(INSTRUCTIONS FOR THE TASK)
Go over the listing below line by line and tally those containing "this". Give only the tally.

----

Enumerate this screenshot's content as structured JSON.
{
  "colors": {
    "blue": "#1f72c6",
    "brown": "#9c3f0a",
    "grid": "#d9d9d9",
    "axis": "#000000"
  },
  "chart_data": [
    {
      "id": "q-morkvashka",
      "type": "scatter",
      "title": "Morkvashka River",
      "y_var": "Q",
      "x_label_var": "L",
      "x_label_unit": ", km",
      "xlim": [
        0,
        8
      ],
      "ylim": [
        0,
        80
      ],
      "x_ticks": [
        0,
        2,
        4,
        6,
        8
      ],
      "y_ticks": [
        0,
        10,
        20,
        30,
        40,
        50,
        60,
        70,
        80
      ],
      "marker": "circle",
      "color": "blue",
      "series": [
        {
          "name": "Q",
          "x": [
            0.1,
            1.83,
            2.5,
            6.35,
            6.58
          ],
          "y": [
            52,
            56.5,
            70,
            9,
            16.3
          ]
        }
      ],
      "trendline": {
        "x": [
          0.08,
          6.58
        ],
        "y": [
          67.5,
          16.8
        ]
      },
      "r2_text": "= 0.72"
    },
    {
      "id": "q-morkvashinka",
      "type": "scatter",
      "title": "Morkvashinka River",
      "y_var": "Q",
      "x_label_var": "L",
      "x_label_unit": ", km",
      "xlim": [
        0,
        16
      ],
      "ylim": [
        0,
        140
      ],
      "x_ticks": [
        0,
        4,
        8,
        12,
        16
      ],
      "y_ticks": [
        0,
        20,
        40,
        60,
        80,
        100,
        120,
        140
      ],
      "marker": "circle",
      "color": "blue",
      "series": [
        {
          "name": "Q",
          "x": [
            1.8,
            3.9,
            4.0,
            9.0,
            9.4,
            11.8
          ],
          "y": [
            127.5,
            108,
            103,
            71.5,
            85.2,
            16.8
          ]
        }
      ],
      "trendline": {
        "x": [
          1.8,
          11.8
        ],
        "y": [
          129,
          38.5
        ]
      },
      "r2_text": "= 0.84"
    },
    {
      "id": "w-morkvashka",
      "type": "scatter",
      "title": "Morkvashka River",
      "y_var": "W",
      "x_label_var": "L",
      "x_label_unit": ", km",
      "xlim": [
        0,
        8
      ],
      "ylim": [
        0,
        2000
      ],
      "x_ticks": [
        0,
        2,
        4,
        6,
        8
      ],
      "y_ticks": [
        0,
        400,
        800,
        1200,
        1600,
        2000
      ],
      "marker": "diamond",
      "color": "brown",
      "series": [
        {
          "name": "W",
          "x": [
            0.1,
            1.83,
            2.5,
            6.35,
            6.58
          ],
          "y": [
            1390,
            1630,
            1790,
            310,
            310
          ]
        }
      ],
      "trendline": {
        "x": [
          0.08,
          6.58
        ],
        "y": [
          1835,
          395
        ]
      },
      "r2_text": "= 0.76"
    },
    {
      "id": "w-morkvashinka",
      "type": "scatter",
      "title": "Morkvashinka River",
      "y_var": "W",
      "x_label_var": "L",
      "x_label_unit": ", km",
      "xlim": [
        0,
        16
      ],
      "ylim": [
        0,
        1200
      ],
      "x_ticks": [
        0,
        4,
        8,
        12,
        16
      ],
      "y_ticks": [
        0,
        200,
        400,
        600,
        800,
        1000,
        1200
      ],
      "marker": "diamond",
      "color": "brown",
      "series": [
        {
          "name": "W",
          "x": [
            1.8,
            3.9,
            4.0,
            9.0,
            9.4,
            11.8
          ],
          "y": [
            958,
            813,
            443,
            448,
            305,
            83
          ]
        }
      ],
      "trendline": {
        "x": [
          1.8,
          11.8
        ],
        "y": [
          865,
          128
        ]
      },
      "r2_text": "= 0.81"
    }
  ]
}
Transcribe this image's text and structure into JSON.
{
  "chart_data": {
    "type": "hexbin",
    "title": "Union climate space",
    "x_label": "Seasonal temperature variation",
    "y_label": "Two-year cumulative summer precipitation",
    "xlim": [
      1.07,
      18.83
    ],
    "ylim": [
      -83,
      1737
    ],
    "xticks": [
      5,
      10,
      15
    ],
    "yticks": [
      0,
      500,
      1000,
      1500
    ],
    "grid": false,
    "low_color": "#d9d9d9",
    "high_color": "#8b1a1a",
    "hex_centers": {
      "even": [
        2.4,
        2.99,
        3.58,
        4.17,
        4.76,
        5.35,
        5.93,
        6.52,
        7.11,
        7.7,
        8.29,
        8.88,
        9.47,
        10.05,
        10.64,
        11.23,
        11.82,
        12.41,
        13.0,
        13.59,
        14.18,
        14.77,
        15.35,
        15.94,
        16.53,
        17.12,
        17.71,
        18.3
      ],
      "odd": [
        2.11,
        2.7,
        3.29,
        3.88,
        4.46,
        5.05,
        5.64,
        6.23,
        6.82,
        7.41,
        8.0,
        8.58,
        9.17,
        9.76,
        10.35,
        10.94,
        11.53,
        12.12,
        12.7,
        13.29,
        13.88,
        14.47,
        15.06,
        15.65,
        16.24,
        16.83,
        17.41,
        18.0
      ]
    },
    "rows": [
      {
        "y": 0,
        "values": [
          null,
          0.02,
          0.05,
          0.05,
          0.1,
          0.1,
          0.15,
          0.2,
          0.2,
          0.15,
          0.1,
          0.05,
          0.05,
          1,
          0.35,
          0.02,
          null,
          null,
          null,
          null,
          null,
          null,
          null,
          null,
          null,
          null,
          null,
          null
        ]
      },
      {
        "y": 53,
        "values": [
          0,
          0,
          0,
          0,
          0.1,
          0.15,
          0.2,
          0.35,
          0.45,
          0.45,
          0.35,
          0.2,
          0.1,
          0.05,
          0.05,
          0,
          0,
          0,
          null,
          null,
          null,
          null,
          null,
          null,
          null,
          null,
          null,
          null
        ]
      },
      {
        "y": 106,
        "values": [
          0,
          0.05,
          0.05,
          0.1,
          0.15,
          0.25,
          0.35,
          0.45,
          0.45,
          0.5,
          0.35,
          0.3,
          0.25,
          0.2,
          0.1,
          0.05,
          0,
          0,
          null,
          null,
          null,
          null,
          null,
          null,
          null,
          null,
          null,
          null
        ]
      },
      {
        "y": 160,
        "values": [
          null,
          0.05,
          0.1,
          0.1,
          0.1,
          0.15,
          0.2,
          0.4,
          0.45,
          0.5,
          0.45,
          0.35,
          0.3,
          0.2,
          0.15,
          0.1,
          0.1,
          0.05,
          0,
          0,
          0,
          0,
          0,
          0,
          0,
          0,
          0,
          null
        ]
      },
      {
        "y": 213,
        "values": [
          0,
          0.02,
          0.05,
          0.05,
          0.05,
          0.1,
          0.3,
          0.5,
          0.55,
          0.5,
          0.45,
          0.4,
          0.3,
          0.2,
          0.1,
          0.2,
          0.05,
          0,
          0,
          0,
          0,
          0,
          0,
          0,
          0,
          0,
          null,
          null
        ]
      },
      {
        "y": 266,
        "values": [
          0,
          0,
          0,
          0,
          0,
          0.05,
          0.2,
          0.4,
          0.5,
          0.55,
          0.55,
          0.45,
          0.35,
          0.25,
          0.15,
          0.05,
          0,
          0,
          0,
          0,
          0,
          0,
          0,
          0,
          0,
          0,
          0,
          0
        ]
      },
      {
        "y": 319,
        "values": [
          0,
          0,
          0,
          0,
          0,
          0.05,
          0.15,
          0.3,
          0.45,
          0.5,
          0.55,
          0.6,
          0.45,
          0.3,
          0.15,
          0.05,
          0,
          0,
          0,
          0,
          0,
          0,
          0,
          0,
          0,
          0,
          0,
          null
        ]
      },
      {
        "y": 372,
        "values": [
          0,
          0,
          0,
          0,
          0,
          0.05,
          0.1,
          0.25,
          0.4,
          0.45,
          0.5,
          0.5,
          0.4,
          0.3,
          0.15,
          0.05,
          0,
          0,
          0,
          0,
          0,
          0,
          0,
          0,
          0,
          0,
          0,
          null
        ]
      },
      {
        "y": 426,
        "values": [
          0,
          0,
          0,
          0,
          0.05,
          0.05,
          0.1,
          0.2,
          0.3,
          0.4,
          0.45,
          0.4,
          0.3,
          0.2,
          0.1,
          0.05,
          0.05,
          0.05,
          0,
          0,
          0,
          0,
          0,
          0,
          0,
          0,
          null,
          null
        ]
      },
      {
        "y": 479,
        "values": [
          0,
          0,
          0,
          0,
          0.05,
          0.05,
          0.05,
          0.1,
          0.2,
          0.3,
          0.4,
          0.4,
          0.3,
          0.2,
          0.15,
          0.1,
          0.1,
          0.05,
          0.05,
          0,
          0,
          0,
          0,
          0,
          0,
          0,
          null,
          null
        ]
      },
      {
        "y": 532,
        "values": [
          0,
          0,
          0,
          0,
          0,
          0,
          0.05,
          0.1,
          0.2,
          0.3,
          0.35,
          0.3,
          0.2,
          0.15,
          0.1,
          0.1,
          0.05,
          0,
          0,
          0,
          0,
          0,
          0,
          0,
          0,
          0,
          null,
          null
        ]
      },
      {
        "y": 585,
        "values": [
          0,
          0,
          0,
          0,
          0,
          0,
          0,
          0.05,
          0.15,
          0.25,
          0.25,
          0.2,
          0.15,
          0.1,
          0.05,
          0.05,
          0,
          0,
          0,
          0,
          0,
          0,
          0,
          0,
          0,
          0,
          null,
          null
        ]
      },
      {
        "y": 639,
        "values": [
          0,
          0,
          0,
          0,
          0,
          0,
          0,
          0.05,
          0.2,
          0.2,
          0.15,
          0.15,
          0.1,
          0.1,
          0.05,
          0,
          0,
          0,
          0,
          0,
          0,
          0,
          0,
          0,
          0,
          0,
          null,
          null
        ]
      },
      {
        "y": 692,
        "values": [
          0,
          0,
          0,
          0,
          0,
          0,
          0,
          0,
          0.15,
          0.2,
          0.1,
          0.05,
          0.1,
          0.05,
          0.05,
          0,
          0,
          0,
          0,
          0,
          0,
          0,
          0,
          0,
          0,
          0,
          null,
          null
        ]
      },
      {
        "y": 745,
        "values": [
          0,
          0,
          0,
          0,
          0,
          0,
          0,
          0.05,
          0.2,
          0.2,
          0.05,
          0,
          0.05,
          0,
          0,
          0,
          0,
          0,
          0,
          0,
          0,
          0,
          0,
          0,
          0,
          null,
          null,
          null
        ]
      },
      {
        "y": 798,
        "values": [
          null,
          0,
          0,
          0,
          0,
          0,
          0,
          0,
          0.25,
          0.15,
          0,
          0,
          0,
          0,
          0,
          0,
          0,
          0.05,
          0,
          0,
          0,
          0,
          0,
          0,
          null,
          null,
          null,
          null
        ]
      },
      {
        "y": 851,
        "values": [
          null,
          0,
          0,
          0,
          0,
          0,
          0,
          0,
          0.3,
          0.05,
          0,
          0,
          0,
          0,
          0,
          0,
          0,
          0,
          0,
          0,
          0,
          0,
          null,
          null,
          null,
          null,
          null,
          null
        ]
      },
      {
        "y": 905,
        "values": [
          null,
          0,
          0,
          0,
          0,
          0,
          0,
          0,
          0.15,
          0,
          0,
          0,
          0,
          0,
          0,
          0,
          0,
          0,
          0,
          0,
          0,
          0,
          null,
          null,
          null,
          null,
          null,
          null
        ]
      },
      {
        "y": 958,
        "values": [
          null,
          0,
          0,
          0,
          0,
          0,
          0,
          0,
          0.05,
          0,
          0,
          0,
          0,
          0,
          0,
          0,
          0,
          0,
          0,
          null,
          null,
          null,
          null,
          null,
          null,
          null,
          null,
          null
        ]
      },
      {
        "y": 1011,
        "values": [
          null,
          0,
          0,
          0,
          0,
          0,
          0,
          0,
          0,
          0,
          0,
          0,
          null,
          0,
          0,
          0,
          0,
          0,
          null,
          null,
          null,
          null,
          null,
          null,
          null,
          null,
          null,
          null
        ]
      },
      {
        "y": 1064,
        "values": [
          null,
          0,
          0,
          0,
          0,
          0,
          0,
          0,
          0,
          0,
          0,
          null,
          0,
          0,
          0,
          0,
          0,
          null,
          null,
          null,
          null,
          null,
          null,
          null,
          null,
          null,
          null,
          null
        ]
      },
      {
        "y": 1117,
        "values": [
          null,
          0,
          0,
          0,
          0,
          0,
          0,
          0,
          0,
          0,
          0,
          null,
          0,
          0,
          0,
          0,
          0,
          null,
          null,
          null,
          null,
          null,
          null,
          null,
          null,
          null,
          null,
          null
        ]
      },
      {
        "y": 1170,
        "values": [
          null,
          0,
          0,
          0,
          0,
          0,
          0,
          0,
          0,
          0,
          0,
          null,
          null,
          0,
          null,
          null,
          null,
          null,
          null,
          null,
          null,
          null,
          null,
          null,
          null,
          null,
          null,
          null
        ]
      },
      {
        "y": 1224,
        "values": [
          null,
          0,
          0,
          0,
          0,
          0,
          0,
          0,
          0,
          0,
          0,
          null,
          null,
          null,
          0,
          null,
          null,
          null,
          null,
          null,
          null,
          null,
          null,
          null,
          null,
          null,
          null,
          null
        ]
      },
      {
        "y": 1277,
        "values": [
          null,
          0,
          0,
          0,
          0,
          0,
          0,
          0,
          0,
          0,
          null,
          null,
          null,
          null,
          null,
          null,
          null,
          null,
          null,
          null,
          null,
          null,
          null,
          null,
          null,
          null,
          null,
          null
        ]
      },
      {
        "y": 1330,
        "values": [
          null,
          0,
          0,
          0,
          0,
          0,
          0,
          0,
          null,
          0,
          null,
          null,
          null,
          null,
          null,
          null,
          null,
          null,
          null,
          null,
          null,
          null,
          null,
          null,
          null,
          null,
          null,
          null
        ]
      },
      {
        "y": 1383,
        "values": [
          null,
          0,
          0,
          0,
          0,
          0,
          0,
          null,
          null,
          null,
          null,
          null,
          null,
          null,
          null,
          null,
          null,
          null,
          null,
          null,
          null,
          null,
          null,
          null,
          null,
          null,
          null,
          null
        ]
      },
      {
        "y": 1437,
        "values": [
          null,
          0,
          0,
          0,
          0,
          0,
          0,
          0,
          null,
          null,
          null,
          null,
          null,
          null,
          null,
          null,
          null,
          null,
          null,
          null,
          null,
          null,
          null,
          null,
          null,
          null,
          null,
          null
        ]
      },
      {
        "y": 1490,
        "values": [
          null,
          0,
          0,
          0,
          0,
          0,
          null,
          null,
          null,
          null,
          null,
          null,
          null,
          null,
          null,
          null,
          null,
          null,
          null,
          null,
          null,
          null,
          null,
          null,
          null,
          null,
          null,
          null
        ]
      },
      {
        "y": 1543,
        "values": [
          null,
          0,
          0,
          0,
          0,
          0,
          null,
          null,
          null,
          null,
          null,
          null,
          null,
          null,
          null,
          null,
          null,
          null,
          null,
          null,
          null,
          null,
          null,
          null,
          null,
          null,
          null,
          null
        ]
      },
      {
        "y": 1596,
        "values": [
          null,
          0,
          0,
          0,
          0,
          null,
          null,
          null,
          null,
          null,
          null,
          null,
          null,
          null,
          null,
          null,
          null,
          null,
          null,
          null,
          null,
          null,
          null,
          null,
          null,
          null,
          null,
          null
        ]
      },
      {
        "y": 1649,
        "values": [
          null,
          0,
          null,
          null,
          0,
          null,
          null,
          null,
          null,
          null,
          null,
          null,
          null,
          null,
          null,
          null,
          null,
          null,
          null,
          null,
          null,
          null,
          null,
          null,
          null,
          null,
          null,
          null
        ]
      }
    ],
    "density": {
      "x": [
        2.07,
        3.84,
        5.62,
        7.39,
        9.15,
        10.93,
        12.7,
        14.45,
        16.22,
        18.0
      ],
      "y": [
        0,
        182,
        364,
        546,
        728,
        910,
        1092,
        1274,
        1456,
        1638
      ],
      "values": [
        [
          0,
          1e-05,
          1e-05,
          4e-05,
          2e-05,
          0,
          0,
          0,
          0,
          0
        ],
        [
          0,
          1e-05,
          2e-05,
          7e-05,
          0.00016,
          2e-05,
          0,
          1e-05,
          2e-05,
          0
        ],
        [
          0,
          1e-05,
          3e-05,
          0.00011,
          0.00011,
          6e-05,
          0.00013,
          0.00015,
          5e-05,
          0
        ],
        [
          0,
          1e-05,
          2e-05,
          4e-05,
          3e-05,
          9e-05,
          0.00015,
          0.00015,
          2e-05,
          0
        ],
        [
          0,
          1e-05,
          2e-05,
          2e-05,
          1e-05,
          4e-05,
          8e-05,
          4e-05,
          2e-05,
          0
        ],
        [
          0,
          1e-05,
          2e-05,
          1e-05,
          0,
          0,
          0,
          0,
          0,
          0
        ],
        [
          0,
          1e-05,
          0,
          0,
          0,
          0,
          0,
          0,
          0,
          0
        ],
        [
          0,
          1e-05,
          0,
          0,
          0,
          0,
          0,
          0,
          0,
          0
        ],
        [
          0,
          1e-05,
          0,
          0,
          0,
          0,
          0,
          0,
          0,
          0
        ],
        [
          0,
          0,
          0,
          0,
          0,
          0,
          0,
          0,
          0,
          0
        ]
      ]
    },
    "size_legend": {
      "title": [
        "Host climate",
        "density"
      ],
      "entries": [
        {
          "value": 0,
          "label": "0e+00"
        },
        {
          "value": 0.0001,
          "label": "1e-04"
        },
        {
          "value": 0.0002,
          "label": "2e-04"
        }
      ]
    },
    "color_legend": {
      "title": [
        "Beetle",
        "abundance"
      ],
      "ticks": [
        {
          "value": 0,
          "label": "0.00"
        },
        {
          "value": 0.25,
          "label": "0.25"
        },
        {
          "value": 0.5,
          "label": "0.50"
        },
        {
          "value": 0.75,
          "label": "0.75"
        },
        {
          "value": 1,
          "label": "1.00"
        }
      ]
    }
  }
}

----

(THE RESULT)
2